* Stated problem
Reproduce all the entries exactly and keep the pictures out.

==*==

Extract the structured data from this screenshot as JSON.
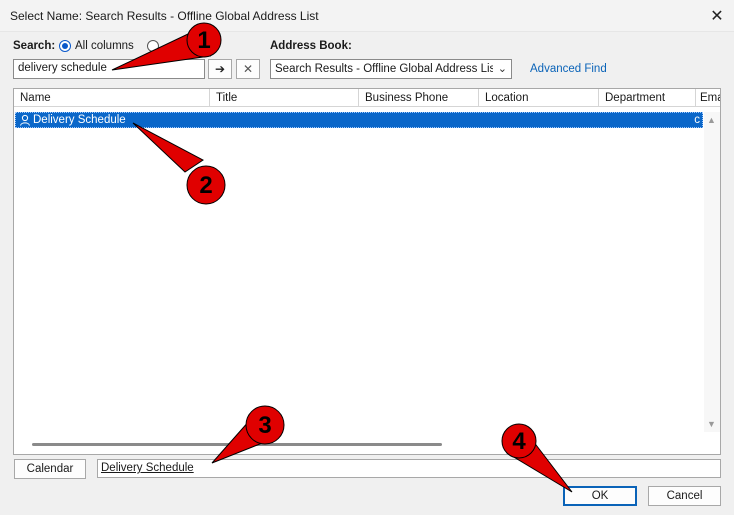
{
  "window": {
    "title": "Select Name: Search Results - Offline Global Address List",
    "close_glyph": "✕"
  },
  "search": {
    "label": "Search:",
    "option_all": "All columns",
    "value": "delivery schedule",
    "go_glyph": "➔",
    "clear_glyph": "✕"
  },
  "address_book": {
    "label": "Address Book:",
    "selected": "Search Results - Offline Global Address List",
    "advanced_find": "Advanced Find"
  },
  "table": {
    "columns": [
      "Name",
      "Title",
      "Business Phone",
      "Location",
      "Department",
      "Ema"
    ],
    "rows": [
      {
        "name": "Delivery Schedule",
        "email_trunc": "c"
      }
    ]
  },
  "bottom": {
    "calendar_label": "Calendar",
    "to_value": "Delivery Schedule",
    "ok_label": "OK",
    "cancel_label": "Cancel"
  },
  "annotations": {
    "labels": [
      "1",
      "2",
      "3",
      "4"
    ],
    "color": "#e00000"
  },
  "colors": {
    "selection": "#0b67c9",
    "accent": "#0a63b8"
  }
}
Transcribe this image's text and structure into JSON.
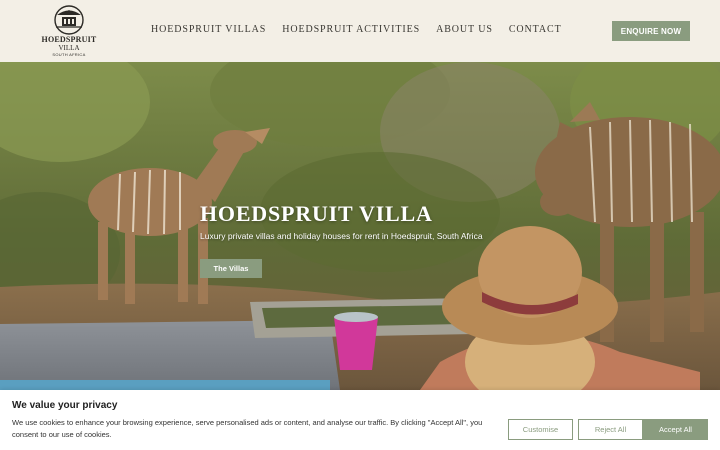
{
  "brand": {
    "logo_name": "HOEDSPRUIT",
    "logo_sub": "VILLA",
    "logo_tag": "SOUTH AFRICA"
  },
  "nav": {
    "items": [
      {
        "label": "HOEDSPRUIT VILLAS"
      },
      {
        "label": "HOEDSPRUIT ACTIVITIES"
      },
      {
        "label": "ABOUT US"
      },
      {
        "label": "CONTACT"
      }
    ],
    "cta_label": "ENQUIRE NOW"
  },
  "hero": {
    "title": "HOEDSPRUIT VILLA",
    "subtitle": "Luxury private villas and holiday houses for rent in Hoedspruit, South Africa",
    "button_label": "The Villas"
  },
  "cookie": {
    "title": "We value your privacy",
    "text": "We use cookies to enhance your browsing experience, serve personalised ads or content, and analyse our traffic. By clicking \"Accept All\", you consent to our use of cookies.",
    "customise_label": "Customise",
    "reject_label": "Reject All",
    "accept_label": "Accept All"
  },
  "colors": {
    "accent": "#8a9c7f",
    "header_bg": "#f3efe6",
    "text_dark": "#3a3833"
  }
}
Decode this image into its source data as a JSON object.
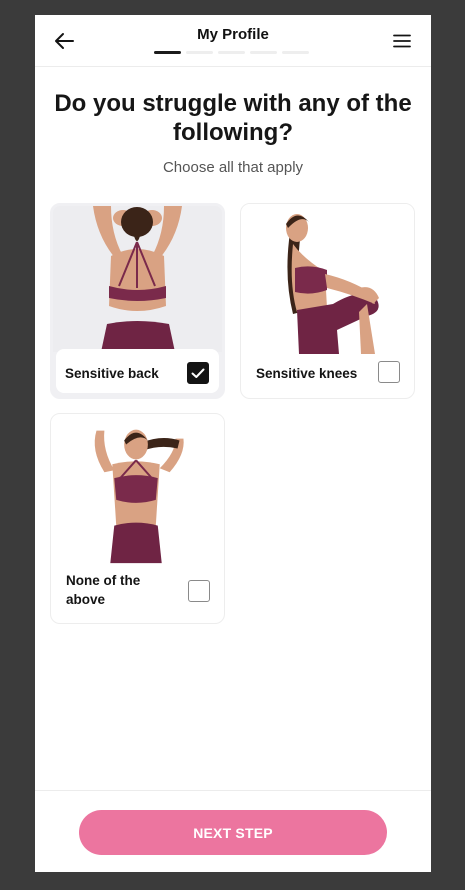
{
  "header": {
    "title": "My Profile",
    "progress_total": 5,
    "progress_current": 1,
    "back_icon": "arrow-left-icon",
    "menu_icon": "hamburger-menu-icon"
  },
  "question": {
    "title": "Do you struggle with any of the following?",
    "subtitle": "Choose all that apply"
  },
  "options": [
    {
      "label": "Sensitive back",
      "checked": true,
      "image": "woman-back-view-photo"
    },
    {
      "label": "Sensitive knees",
      "checked": false,
      "image": "woman-knee-stretch-photo"
    },
    {
      "label": "None of the above",
      "checked": false,
      "image": "woman-front-pose-photo"
    }
  ],
  "footer": {
    "next_label": "NEXT STEP"
  },
  "colors": {
    "accent": "#ec759f",
    "outfit": "#7a2a4b",
    "skin": "#d9a283",
    "selected_bg": "#f0f0f3"
  }
}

==*==

* Solution for this exercise
Extract the structured data from this screenshot as JSON.
{
  "window": {
    "title": "Select Name: Search Results - Offline Global Address List",
    "close_glyph": "✕"
  },
  "search": {
    "label": "Search:",
    "option_all": "All columns",
    "value": "delivery schedule",
    "go_glyph": "➔",
    "clear_glyph": "✕"
  },
  "address_book": {
    "label": "Address Book:",
    "selected": "Search Results - Offline Global Address List",
    "advanced_find": "Advanced Find"
  },
  "table": {
    "columns": [
      "Name",
      "Title",
      "Business Phone",
      "Location",
      "Department",
      "Ema"
    ],
    "rows": [
      {
        "name": "Delivery Schedule",
        "email_trunc": "c"
      }
    ]
  },
  "bottom": {
    "calendar_label": "Calendar",
    "to_value": "Delivery Schedule",
    "ok_label": "OK",
    "cancel_label": "Cancel"
  },
  "annotations": {
    "labels": [
      "1",
      "2",
      "3",
      "4"
    ],
    "color": "#e00000"
  },
  "colors": {
    "selection": "#0b67c9",
    "accent": "#0a63b8"
  }
}
Transcribe this image's text and structure into JSON.
{
  "brand": {
    "logo_name": "HOEDSPRUIT",
    "logo_sub": "VILLA",
    "logo_tag": "SOUTH AFRICA"
  },
  "nav": {
    "items": [
      {
        "label": "HOEDSPRUIT VILLAS"
      },
      {
        "label": "HOEDSPRUIT ACTIVITIES"
      },
      {
        "label": "ABOUT US"
      },
      {
        "label": "CONTACT"
      }
    ],
    "cta_label": "ENQUIRE NOW"
  },
  "hero": {
    "title": "HOEDSPRUIT VILLA",
    "subtitle": "Luxury private villas and holiday houses for rent in Hoedspruit, South Africa",
    "button_label": "The Villas"
  },
  "cookie": {
    "title": "We value your privacy",
    "text": "We use cookies to enhance your browsing experience, serve personalised ads or content, and analyse our traffic. By clicking \"Accept All\", you consent to our use of cookies.",
    "customise_label": "Customise",
    "reject_label": "Reject All",
    "accept_label": "Accept All"
  },
  "colors": {
    "accent": "#8a9c7f",
    "header_bg": "#f3efe6",
    "text_dark": "#3a3833"
  }
}
Decode this image into its source data as a JSON object.
{
  "header": {
    "title": "My Profile",
    "progress_total": 5,
    "progress_current": 1,
    "back_icon": "arrow-left-icon",
    "menu_icon": "hamburger-menu-icon"
  },
  "question": {
    "title": "Do you struggle with any of the following?",
    "subtitle": "Choose all that apply"
  },
  "options": [
    {
      "label": "Sensitive back",
      "checked": true,
      "image": "woman-back-view-photo"
    },
    {
      "label": "Sensitive knees",
      "checked": false,
      "image": "woman-knee-stretch-photo"
    },
    {
      "label": "None of the above",
      "checked": false,
      "image": "woman-front-pose-photo"
    }
  ],
  "footer": {
    "next_label": "NEXT STEP"
  },
  "colors": {
    "accent": "#ec759f",
    "outfit": "#7a2a4b",
    "skin": "#d9a283",
    "selected_bg": "#f0f0f3"
  }
}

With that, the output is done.